— START —
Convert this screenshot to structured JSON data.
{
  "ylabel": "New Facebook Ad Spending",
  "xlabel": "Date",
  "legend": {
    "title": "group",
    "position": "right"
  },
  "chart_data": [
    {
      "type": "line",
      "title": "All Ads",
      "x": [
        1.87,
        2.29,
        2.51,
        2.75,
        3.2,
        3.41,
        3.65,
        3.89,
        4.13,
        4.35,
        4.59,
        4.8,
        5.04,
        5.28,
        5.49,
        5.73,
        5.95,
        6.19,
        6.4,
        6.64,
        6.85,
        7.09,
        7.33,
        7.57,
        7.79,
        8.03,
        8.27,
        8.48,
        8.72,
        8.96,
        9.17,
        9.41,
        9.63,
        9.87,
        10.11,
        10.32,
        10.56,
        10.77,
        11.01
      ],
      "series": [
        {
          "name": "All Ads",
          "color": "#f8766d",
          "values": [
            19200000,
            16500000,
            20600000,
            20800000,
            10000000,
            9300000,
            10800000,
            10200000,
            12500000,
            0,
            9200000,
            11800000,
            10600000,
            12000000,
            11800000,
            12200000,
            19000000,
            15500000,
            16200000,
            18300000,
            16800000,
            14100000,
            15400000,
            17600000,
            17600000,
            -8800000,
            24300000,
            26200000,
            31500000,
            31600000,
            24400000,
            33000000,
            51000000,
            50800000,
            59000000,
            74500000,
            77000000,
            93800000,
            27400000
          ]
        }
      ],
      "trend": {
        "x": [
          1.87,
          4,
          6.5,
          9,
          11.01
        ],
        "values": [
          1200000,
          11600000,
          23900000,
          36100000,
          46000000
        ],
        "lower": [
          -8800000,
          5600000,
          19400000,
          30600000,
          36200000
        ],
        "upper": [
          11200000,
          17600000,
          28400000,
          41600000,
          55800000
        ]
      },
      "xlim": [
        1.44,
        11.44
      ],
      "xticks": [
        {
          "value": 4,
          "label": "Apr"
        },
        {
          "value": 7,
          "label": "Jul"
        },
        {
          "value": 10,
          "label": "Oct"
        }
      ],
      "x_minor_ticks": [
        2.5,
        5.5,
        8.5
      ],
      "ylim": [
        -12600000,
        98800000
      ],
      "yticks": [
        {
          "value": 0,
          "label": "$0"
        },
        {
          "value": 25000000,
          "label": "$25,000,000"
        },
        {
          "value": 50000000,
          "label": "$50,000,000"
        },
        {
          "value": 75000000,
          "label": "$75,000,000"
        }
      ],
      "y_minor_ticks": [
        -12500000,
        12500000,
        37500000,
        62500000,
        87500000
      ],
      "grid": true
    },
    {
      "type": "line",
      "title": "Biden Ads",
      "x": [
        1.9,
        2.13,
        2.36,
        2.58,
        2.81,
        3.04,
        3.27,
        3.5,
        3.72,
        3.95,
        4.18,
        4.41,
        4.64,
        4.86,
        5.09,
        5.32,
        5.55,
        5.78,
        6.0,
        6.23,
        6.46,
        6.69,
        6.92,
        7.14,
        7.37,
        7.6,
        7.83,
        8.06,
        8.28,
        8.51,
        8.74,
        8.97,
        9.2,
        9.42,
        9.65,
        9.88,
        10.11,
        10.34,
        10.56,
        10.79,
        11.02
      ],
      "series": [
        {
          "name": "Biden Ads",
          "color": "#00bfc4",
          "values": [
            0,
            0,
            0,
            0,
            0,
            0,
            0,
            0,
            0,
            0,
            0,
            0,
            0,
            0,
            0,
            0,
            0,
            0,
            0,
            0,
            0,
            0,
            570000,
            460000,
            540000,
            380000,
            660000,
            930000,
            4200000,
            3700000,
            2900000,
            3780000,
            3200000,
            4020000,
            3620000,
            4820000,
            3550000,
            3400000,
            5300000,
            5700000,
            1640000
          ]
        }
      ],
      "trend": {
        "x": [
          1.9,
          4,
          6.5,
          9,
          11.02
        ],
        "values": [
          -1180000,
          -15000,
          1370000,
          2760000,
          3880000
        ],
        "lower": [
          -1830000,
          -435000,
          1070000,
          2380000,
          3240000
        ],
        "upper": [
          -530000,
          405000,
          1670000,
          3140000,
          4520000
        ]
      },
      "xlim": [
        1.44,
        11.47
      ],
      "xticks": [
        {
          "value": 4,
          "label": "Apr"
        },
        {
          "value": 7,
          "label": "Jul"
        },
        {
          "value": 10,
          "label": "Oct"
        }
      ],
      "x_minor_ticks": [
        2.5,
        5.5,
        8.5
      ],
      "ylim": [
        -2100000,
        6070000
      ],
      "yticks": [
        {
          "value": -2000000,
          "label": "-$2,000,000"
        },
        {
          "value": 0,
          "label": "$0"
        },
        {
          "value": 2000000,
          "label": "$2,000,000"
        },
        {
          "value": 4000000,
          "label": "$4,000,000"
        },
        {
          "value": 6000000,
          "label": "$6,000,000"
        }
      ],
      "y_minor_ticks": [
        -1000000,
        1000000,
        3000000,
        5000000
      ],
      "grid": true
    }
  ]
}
— END —
* _To be done_
Set down the listing above in full, please, exactly as it appears.

* _Finished answer_
Convert this screenshot to structured JSON data.
{
  "ylabel": "New Facebook Ad Spending",
  "xlabel": "Date",
  "legend": {
    "title": "group",
    "position": "right"
  },
  "chart_data": [
    {
      "type": "line",
      "title": "All Ads",
      "x": [
        1.87,
        2.29,
        2.51,
        2.75,
        3.2,
        3.41,
        3.65,
        3.89,
        4.13,
        4.35,
        4.59,
        4.8,
        5.04,
        5.28,
        5.49,
        5.73,
        5.95,
        6.19,
        6.4,
        6.64,
        6.85,
        7.09,
        7.33,
        7.57,
        7.79,
        8.03,
        8.27,
        8.48,
        8.72,
        8.96,
        9.17,
        9.41,
        9.63,
        9.87,
        10.11,
        10.32,
        10.56,
        10.77,
        11.01
      ],
      "series": [
        {
          "name": "All Ads",
          "color": "#f8766d",
          "values": [
            19200000,
            16500000,
            20600000,
            20800000,
            10000000,
            9300000,
            10800000,
            10200000,
            12500000,
            0,
            9200000,
            11800000,
            10600000,
            12000000,
            11800000,
            12200000,
            19000000,
            15500000,
            16200000,
            18300000,
            16800000,
            14100000,
            15400000,
            17600000,
            17600000,
            -8800000,
            24300000,
            26200000,
            31500000,
            31600000,
            24400000,
            33000000,
            51000000,
            50800000,
            59000000,
            74500000,
            77000000,
            93800000,
            27400000
          ]
        }
      ],
      "trend": {
        "x": [
          1.87,
          4,
          6.5,
          9,
          11.01
        ],
        "values": [
          1200000,
          11600000,
          23900000,
          36100000,
          46000000
        ],
        "lower": [
          -8800000,
          5600000,
          19400000,
          30600000,
          36200000
        ],
        "upper": [
          11200000,
          17600000,
          28400000,
          41600000,
          55800000
        ]
      },
      "xlim": [
        1.44,
        11.44
      ],
      "xticks": [
        {
          "value": 4,
          "label": "Apr"
        },
        {
          "value": 7,
          "label": "Jul"
        },
        {
          "value": 10,
          "label": "Oct"
        }
      ],
      "x_minor_ticks": [
        2.5,
        5.5,
        8.5
      ],
      "ylim": [
        -12600000,
        98800000
      ],
      "yticks": [
        {
          "value": 0,
          "label": "$0"
        },
        {
          "value": 25000000,
          "label": "$25,000,000"
        },
        {
          "value": 50000000,
          "label": "$50,000,000"
        },
        {
          "value": 75000000,
          "label": "$75,000,000"
        }
      ],
      "y_minor_ticks": [
        -12500000,
        12500000,
        37500000,
        62500000,
        87500000
      ],
      "grid": true
    },
    {
      "type": "line",
      "title": "Biden Ads",
      "x": [
        1.9,
        2.13,
        2.36,
        2.58,
        2.81,
        3.04,
        3.27,
        3.5,
        3.72,
        3.95,
        4.18,
        4.41,
        4.64,
        4.86,
        5.09,
        5.32,
        5.55,
        5.78,
        6.0,
        6.23,
        6.46,
        6.69,
        6.92,
        7.14,
        7.37,
        7.6,
        7.83,
        8.06,
        8.28,
        8.51,
        8.74,
        8.97,
        9.2,
        9.42,
        9.65,
        9.88,
        10.11,
        10.34,
        10.56,
        10.79,
        11.02
      ],
      "series": [
        {
          "name": "Biden Ads",
          "color": "#00bfc4",
          "values": [
            0,
            0,
            0,
            0,
            0,
            0,
            0,
            0,
            0,
            0,
            0,
            0,
            0,
            0,
            0,
            0,
            0,
            0,
            0,
            0,
            0,
            0,
            570000,
            460000,
            540000,
            380000,
            660000,
            930000,
            4200000,
            3700000,
            2900000,
            3780000,
            3200000,
            4020000,
            3620000,
            4820000,
            3550000,
            3400000,
            5300000,
            5700000,
            1640000
          ]
        }
      ],
      "trend": {
        "x": [
          1.9,
          4,
          6.5,
          9,
          11.02
        ],
        "values": [
          -1180000,
          -15000,
          1370000,
          2760000,
          3880000
        ],
        "lower": [
          -1830000,
          -435000,
          1070000,
          2380000,
          3240000
        ],
        "upper": [
          -530000,
          405000,
          1670000,
          3140000,
          4520000
        ]
      },
      "xlim": [
        1.44,
        11.47
      ],
      "xticks": [
        {
          "value": 4,
          "label": "Apr"
        },
        {
          "value": 7,
          "label": "Jul"
        },
        {
          "value": 10,
          "label": "Oct"
        }
      ],
      "x_minor_ticks": [
        2.5,
        5.5,
        8.5
      ],
      "ylim": [
        -2100000,
        6070000
      ],
      "yticks": [
        {
          "value": -2000000,
          "label": "-$2,000,000"
        },
        {
          "value": 0,
          "label": "$0"
        },
        {
          "value": 2000000,
          "label": "$2,000,000"
        },
        {
          "value": 4000000,
          "label": "$4,000,000"
        },
        {
          "value": 6000000,
          "label": "$6,000,000"
        }
      ],
      "y_minor_ticks": [
        -1000000,
        1000000,
        3000000,
        5000000
      ],
      "grid": true
    }
  ]
}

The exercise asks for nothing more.